* **Your instructions**:
Give the data a second time, exactly and in full.

* **Data provided**:
-----

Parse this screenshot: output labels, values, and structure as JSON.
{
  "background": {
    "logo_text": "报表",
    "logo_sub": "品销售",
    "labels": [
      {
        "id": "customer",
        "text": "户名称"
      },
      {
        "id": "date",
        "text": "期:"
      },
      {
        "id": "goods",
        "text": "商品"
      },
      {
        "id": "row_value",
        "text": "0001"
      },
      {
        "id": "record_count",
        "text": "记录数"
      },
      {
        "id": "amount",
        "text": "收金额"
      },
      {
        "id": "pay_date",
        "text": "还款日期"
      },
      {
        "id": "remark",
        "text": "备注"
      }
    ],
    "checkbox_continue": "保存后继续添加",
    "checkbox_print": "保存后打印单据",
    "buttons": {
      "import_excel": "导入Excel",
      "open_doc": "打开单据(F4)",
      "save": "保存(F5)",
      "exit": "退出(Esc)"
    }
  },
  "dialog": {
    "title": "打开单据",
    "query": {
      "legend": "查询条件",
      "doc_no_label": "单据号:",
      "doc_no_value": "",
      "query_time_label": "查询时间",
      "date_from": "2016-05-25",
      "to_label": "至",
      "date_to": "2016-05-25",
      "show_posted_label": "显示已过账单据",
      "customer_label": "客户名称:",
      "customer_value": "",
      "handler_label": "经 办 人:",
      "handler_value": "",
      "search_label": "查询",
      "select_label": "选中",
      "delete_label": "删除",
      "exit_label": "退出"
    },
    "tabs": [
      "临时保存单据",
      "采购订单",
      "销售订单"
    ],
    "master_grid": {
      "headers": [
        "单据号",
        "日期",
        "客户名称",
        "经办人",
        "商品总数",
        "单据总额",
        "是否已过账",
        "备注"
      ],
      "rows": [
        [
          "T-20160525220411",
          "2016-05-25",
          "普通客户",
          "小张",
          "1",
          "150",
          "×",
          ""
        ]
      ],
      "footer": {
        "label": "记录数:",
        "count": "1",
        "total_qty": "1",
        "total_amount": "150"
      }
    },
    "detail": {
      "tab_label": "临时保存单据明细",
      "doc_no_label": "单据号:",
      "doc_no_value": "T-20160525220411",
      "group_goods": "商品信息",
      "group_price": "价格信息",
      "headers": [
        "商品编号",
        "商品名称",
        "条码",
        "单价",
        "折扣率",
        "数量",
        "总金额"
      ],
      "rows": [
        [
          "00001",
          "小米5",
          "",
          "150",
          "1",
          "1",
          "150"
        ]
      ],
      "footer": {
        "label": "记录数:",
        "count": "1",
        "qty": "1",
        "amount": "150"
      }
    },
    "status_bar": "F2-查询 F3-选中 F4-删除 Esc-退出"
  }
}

-----

* **Output of the exercise**:
Parse this screenshot: output labels, values, and structure as JSON.
{
  "background": {
    "logo_text": "报表",
    "logo_sub": "品销售",
    "labels": [
      {
        "id": "customer",
        "text": "户名称"
      },
      {
        "id": "date",
        "text": "期:"
      },
      {
        "id": "goods",
        "text": "商品"
      },
      {
        "id": "row_value",
        "text": "0001"
      },
      {
        "id": "record_count",
        "text": "记录数"
      },
      {
        "id": "amount",
        "text": "收金额"
      },
      {
        "id": "pay_date",
        "text": "还款日期"
      },
      {
        "id": "remark",
        "text": "备注"
      }
    ],
    "checkbox_continue": "保存后继续添加",
    "checkbox_print": "保存后打印单据",
    "buttons": {
      "import_excel": "导入Excel",
      "open_doc": "打开单据(F4)",
      "save": "保存(F5)",
      "exit": "退出(Esc)"
    }
  },
  "dialog": {
    "title": "打开单据",
    "query": {
      "legend": "查询条件",
      "doc_no_label": "单据号:",
      "doc_no_value": "",
      "query_time_label": "查询时间",
      "date_from": "2016-05-25",
      "to_label": "至",
      "date_to": "2016-05-25",
      "show_posted_label": "显示已过账单据",
      "customer_label": "客户名称:",
      "customer_value": "",
      "handler_label": "经 办 人:",
      "handler_value": "",
      "search_label": "查询",
      "select_label": "选中",
      "delete_label": "删除",
      "exit_label": "退出"
    },
    "tabs": [
      "临时保存单据",
      "采购订单",
      "销售订单"
    ],
    "master_grid": {
      "headers": [
        "单据号",
        "日期",
        "客户名称",
        "经办人",
        "商品总数",
        "单据总额",
        "是否已过账",
        "备注"
      ],
      "rows": [
        [
          "T-20160525220411",
          "2016-05-25",
          "普通客户",
          "小张",
          "1",
          "150",
          "×",
          ""
        ]
      ],
      "footer": {
        "label": "记录数:",
        "count": "1",
        "total_qty": "1",
        "total_amount": "150"
      }
    },
    "detail": {
      "tab_label": "临时保存单据明细",
      "doc_no_label": "单据号:",
      "doc_no_value": "T-20160525220411",
      "group_goods": "商品信息",
      "group_price": "价格信息",
      "headers": [
        "商品编号",
        "商品名称",
        "条码",
        "单价",
        "折扣率",
        "数量",
        "总金额"
      ],
      "rows": [
        [
          "00001",
          "小米5",
          "",
          "150",
          "1",
          "1",
          "150"
        ]
      ],
      "footer": {
        "label": "记录数:",
        "count": "1",
        "qty": "1",
        "amount": "150"
      }
    },
    "status_bar": "F2-查询 F3-选中 F4-删除 Esc-退出"
  }
}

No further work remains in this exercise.